Instructions to follow
Find and return each line containing "Lサイズ".

(Saved data entries)
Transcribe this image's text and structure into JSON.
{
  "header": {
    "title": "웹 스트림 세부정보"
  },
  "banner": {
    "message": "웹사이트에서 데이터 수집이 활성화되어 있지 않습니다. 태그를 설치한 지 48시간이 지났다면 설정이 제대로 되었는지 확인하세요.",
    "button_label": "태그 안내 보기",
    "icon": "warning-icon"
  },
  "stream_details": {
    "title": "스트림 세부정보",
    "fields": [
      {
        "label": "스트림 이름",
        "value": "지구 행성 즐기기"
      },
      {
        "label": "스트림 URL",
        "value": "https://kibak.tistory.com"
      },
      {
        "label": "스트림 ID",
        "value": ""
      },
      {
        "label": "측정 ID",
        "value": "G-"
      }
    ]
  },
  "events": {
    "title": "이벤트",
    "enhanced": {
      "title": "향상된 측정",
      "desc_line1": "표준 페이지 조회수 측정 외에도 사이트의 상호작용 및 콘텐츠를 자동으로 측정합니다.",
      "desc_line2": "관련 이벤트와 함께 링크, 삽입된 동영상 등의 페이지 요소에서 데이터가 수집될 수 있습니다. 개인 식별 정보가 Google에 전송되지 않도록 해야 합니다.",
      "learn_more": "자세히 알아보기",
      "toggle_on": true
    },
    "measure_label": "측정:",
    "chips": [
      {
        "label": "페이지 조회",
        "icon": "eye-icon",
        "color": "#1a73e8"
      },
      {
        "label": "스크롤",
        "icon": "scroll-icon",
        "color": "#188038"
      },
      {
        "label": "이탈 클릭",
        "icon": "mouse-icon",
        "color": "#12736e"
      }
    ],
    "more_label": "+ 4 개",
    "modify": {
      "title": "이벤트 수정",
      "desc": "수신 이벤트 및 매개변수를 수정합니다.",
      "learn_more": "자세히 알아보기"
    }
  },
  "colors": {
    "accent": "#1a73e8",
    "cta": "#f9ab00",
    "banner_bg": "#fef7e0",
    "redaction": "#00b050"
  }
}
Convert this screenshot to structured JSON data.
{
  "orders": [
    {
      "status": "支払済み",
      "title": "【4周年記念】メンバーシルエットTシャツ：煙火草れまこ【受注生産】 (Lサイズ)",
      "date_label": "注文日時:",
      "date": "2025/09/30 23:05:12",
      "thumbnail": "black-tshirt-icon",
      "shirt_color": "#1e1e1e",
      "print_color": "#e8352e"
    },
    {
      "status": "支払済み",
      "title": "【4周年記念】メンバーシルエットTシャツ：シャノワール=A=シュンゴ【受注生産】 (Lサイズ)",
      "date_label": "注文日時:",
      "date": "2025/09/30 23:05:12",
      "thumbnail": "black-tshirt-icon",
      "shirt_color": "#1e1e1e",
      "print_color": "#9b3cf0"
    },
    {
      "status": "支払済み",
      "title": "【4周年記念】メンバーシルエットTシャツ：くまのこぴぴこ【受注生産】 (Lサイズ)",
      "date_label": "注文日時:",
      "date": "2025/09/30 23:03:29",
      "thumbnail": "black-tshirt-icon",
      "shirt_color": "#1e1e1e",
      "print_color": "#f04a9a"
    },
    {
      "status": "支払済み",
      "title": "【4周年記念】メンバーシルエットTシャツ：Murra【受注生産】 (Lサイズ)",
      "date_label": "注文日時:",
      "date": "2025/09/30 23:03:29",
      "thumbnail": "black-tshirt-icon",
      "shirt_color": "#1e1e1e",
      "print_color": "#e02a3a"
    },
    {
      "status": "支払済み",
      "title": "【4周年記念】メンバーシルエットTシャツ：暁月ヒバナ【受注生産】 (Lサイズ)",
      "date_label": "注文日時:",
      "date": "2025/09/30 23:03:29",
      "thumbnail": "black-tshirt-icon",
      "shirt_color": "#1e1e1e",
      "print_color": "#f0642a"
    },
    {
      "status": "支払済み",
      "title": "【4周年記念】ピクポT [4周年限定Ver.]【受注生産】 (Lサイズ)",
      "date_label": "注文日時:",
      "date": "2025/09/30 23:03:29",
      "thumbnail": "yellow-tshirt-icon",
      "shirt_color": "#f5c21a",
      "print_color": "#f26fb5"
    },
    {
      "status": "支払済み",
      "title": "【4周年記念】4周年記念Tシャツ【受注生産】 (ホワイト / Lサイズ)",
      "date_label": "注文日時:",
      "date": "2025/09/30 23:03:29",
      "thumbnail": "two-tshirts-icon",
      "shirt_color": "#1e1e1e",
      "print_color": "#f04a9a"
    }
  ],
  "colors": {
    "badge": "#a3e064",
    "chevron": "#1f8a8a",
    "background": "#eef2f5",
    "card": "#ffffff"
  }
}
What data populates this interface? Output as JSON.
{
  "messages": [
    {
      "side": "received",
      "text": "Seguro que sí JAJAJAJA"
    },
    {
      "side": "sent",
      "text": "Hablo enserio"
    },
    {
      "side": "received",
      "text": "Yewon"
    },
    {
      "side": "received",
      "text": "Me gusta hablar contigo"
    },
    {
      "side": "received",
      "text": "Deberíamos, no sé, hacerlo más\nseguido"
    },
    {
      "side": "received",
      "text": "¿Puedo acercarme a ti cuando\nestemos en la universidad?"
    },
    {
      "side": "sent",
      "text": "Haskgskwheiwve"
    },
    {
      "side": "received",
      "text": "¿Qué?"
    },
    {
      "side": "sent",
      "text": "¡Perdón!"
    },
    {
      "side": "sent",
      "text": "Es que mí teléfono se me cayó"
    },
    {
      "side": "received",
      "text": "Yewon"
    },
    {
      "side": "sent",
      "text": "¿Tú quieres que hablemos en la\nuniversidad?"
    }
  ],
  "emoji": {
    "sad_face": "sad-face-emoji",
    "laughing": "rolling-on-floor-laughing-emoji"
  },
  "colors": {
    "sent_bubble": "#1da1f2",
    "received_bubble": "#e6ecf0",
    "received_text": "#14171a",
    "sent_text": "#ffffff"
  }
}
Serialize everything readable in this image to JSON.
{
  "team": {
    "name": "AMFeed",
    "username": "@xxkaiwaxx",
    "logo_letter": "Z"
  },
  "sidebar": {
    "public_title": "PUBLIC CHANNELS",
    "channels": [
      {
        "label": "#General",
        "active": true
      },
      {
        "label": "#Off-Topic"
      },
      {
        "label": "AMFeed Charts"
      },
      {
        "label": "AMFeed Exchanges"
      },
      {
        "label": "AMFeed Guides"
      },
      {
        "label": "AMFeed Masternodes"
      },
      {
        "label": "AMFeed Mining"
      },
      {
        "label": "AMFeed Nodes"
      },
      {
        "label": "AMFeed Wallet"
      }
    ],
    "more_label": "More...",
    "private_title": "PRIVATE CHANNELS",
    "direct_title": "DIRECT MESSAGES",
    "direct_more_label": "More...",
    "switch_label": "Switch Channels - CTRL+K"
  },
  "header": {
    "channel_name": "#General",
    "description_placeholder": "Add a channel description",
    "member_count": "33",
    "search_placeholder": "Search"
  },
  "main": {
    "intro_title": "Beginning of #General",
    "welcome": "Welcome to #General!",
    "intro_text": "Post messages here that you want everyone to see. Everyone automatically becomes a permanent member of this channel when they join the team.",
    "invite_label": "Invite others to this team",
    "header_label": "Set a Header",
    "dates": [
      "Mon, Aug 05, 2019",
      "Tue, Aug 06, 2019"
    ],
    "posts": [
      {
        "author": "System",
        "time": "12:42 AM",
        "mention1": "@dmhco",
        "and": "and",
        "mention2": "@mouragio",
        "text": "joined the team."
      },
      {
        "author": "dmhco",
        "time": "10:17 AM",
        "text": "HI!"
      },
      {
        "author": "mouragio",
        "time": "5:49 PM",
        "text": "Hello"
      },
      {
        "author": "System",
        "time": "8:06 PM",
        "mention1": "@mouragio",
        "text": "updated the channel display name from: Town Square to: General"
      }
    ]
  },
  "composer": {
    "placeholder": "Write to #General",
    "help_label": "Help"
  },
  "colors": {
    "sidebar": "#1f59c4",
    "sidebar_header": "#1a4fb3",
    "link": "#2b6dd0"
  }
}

Task answer
      "title": "【4周年記念】メンバーシルエットTシャツ：煙火草れまこ【受注生産】 (Lサイズ)",
      "title": "【4周年記念】メンバーシルエットTシャツ：シャノワール=A=シュンゴ【受注生産】 (Lサイズ)",
      "title": "【4周年記念】メンバーシルエットTシャツ：くまのこぴぴこ【受注生産】 (Lサイズ)",
      "title": "【4周年記念】メンバーシルエットTシャツ：Murra【受注生産】 (Lサイズ)",
      "title": "【4周年記念】メンバーシルエットTシャツ：暁月ヒバナ【受注生産】 (Lサイズ)",
      "title": "【4周年記念】ピクポT [4周年限定Ver.]【受注生産】 (Lサイズ)",
      "title": "【4周年記念】4周年記念Tシャツ【受注生産】 (ホワイト / Lサイズ)",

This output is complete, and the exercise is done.